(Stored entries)
++++++++++

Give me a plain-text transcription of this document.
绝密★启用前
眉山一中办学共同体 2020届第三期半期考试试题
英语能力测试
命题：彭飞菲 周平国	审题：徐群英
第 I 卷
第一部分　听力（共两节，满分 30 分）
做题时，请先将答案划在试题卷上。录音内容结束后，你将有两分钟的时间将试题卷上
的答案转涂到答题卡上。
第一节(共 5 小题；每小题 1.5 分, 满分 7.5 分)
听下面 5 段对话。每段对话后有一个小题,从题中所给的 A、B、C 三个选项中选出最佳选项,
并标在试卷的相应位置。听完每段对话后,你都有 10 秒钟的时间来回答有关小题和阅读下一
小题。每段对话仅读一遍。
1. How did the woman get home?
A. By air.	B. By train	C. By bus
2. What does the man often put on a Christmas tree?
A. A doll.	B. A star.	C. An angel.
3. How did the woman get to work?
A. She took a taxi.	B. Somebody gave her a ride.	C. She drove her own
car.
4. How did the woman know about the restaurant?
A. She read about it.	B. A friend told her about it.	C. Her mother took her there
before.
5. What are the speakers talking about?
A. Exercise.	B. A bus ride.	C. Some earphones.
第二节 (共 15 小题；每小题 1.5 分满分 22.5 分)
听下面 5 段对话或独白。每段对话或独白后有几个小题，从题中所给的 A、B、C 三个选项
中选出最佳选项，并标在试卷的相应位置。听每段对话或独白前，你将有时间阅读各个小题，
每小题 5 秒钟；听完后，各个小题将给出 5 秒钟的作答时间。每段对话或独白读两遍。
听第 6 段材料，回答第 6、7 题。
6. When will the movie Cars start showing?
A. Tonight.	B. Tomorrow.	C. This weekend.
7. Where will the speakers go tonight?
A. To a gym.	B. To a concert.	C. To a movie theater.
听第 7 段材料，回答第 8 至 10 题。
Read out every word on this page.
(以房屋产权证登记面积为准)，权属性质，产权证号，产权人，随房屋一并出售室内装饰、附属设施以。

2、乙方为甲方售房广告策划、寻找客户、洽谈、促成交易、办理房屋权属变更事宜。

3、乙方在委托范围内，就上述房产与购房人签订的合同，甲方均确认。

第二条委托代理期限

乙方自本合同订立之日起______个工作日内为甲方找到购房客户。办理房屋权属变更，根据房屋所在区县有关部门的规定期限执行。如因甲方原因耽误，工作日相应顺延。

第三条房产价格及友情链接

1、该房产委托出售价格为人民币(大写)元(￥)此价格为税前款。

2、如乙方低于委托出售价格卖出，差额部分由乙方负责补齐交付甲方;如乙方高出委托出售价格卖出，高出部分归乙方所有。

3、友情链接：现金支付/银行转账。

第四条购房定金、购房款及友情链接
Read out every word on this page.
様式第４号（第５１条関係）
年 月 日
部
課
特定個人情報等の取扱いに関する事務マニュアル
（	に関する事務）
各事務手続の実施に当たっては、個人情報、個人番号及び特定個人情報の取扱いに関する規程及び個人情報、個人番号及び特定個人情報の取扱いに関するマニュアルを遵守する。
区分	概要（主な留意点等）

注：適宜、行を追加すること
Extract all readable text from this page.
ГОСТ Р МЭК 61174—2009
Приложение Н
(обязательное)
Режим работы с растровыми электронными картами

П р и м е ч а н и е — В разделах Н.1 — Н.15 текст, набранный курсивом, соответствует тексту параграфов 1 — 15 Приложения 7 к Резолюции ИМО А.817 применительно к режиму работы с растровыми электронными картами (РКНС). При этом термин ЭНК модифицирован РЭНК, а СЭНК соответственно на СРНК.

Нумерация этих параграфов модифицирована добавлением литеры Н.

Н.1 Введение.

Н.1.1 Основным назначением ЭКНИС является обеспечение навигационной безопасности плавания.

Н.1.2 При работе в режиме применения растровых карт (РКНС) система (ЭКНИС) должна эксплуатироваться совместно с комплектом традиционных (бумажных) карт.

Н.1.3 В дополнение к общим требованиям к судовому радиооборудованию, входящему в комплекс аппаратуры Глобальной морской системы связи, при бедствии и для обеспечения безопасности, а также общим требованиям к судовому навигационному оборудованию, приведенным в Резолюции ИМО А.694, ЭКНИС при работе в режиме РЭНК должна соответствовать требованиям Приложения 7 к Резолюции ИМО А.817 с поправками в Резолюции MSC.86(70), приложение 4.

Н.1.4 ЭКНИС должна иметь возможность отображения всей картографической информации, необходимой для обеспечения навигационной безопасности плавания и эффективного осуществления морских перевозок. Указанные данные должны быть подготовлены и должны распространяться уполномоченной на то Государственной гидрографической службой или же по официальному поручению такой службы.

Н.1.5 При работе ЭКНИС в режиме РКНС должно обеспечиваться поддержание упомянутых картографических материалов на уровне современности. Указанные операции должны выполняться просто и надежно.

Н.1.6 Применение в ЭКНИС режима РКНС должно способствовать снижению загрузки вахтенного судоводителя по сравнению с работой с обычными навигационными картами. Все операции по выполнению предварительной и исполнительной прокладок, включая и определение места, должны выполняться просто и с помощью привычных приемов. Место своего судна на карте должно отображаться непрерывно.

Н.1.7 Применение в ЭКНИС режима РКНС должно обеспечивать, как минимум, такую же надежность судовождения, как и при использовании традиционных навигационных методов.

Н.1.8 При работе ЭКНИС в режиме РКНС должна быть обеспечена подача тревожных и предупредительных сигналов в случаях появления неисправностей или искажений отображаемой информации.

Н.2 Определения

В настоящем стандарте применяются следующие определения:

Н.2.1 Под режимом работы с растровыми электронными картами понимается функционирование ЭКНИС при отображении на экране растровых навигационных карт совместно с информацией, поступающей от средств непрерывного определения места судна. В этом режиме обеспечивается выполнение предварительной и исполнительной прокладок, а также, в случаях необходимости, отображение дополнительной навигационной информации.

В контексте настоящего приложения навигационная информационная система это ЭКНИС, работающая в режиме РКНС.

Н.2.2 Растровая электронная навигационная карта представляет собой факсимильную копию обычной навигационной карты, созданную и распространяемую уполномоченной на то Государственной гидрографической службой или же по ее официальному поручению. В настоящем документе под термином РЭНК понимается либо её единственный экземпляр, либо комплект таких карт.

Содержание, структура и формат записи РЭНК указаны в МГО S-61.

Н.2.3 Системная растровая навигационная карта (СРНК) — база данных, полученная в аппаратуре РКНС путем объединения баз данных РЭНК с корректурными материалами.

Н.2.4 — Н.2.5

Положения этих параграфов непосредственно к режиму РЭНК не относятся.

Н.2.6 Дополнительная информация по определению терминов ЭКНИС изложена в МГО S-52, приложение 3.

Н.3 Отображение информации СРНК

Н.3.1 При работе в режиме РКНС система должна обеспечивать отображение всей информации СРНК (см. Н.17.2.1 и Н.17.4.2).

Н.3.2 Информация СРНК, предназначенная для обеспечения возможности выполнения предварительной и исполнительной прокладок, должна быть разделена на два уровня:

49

++++++++++

Repeat the records exactly, including every line.

Give me a plain-text transcription of this document.
绝密★启用前
眉山一中办学共同体 2020届第三期半期考试试题
英语能力测试
命题：彭飞菲 周平国	审题：徐群英
第 I 卷
第一部分　听力（共两节，满分 30 分）
做题时，请先将答案划在试题卷上。录音内容结束后，你将有两分钟的时间将试题卷上
的答案转涂到答题卡上。
第一节(共 5 小题；每小题 1.5 分, 满分 7.5 分)
听下面 5 段对话。每段对话后有一个小题,从题中所给的 A、B、C 三个选项中选出最佳选项,
并标在试卷的相应位置。听完每段对话后,你都有 10 秒钟的时间来回答有关小题和阅读下一
小题。每段对话仅读一遍。
1. How did the woman get home?
A. By air.	B. By train	C. By bus
2. What does the man often put on a Christmas tree?
A. A doll.	B. A star.	C. An angel.
3. How did the woman get to work?
A. She took a taxi.	B. Somebody gave her a ride.	C. She drove her own
car.
4. How did the woman know about the restaurant?
A. She read about it.	B. A friend told her about it.	C. Her mother took her there
before.
5. What are the speakers talking about?
A. Exercise.	B. A bus ride.	C. Some earphones.
第二节 (共 15 小题；每小题 1.5 分满分 22.5 分)
听下面 5 段对话或独白。每段对话或独白后有几个小题，从题中所给的 A、B、C 三个选项
中选出最佳选项，并标在试卷的相应位置。听每段对话或独白前，你将有时间阅读各个小题，
每小题 5 秒钟；听完后，各个小题将给出 5 秒钟的作答时间。每段对话或独白读两遍。
听第 6 段材料，回答第 6、7 题。
6. When will the movie Cars start showing?
A. Tonight.	B. Tomorrow.	C. This weekend.
7. Where will the speakers go tonight?
A. To a gym.	B. To a concert.	C. To a movie theater.
听第 7 段材料，回答第 8 至 10 题。
Read out every word on this page.
(以房屋产权证登记面积为准)，权属性质，产权证号，产权人，随房屋一并出售室内装饰、附属设施以。

2、乙方为甲方售房广告策划、寻找客户、洽谈、促成交易、办理房屋权属变更事宜。

3、乙方在委托范围内，就上述房产与购房人签订的合同，甲方均确认。

第二条委托代理期限

乙方自本合同订立之日起______个工作日内为甲方找到购房客户。办理房屋权属变更，根据房屋所在区县有关部门的规定期限执行。如因甲方原因耽误，工作日相应顺延。

第三条房产价格及友情链接

1、该房产委托出售价格为人民币(大写)元(￥)此价格为税前款。

2、如乙方低于委托出售价格卖出，差额部分由乙方负责补齐交付甲方;如乙方高出委托出售价格卖出，高出部分归乙方所有。

3、友情链接：现金支付/银行转账。

第四条购房定金、购房款及友情链接
Read out every word on this page.
様式第４号（第５１条関係）
年 月 日
部
課
特定個人情報等の取扱いに関する事務マニュアル
（	に関する事務）
各事務手続の実施に当たっては、個人情報、個人番号及び特定個人情報の取扱いに関する規程及び個人情報、個人番号及び特定個人情報の取扱いに関するマニュアルを遵守する。
区分	概要（主な留意点等）

注：適宜、行を追加すること
Extract all readable text from this page.
ГОСТ Р МЭК 61174—2009
Приложение Н
(обязательное)
Режим работы с растровыми электронными картами

П р и м е ч а н и е — В разделах Н.1 — Н.15 текст, набранный курсивом, соответствует тексту параграфов 1 — 15 Приложения 7 к Резолюции ИМО А.817 применительно к режиму работы с растровыми электронными картами (РКНС). При этом термин ЭНК модифицирован РЭНК, а СЭНК соответственно на СРНК.

Нумерация этих параграфов модифицирована добавлением литеры Н.

Н.1 Введение.

Н.1.1 Основным назначением ЭКНИС является обеспечение навигационной безопасности плавания.

Н.1.2 При работе в режиме применения растровых карт (РКНС) система (ЭКНИС) должна эксплуатироваться совместно с комплектом традиционных (бумажных) карт.

Н.1.3 В дополнение к общим требованиям к судовому радиооборудованию, входящему в комплекс аппаратуры Глобальной морской системы связи, при бедствии и для обеспечения безопасности, а также общим требованиям к судовому навигационному оборудованию, приведенным в Резолюции ИМО А.694, ЭКНИС при работе в режиме РЭНК должна соответствовать требованиям Приложения 7 к Резолюции ИМО А.817 с поправками в Резолюции MSC.86(70), приложение 4.

Н.1.4 ЭКНИС должна иметь возможность отображения всей картографической информации, необходимой для обеспечения навигационной безопасности плавания и эффективного осуществления морских перевозок. Указанные данные должны быть подготовлены и должны распространяться уполномоченной на то Государственной гидрографической службой или же по официальному поручению такой службы.

Н.1.5 При работе ЭКНИС в режиме РКНС должно обеспечиваться поддержание упомянутых картографических материалов на уровне современности. Указанные операции должны выполняться просто и надежно.

Н.1.6 Применение в ЭКНИС режима РКНС должно способствовать снижению загрузки вахтенного судоводителя по сравнению с работой с обычными навигационными картами. Все операции по выполнению предварительной и исполнительной прокладок, включая и определение места, должны выполняться просто и с помощью привычных приемов. Место своего судна на карте должно отображаться непрерывно.

Н.1.7 Применение в ЭКНИС режима РКНС должно обеспечивать, как минимум, такую же надежность судовождения, как и при использовании традиционных навигационных методов.

Н.1.8 При работе ЭКНИС в режиме РКНС должна быть обеспечена подача тревожных и предупредительных сигналов в случаях появления неисправностей или искажений отображаемой информации.

Н.2 Определения

В настоящем стандарте применяются следующие определения:

Н.2.1 Под режимом работы с растровыми электронными картами понимается функционирование ЭКНИС при отображении на экране растровых навигационных карт совместно с информацией, поступающей от средств непрерывного определения места судна. В этом режиме обеспечивается выполнение предварительной и исполнительной прокладок, а также, в случаях необходимости, отображение дополнительной навигационной информации.

В контексте настоящего приложения навигационная информационная система это ЭКНИС, работающая в режиме РКНС.

Н.2.2 Растровая электронная навигационная карта представляет собой факсимильную копию обычной навигационной карты, созданную и распространяемую уполномоченной на то Государственной гидрографической службой или же по ее официальному поручению. В настоящем документе под термином РЭНК понимается либо её единственный экземпляр, либо комплект таких карт.

Содержание, структура и формат записи РЭНК указаны в МГО S-61.

Н.2.3 Системная растровая навигационная карта (СРНК) — база данных, полученная в аппаратуре РКНС путем объединения баз данных РЭНК с корректурными материалами.

Н.2.4 — Н.2.5

Положения этих параграфов непосредственно к режиму РЭНК не относятся.

Н.2.6 Дополнительная информация по определению терминов ЭКНИС изложена в МГО S-52, приложение 3.

Н.3 Отображение информации СРНК

Н.3.1 При работе в режиме РКНС система должна обеспечивать отображение всей информации СРНК (см. Н.17.2.1 и Н.17.4.2).

Н.3.2 Информация СРНК, предназначенная для обеспечения возможности выполнения предварительной и исполнительной прокладок, должна быть разделена на два уровня:

49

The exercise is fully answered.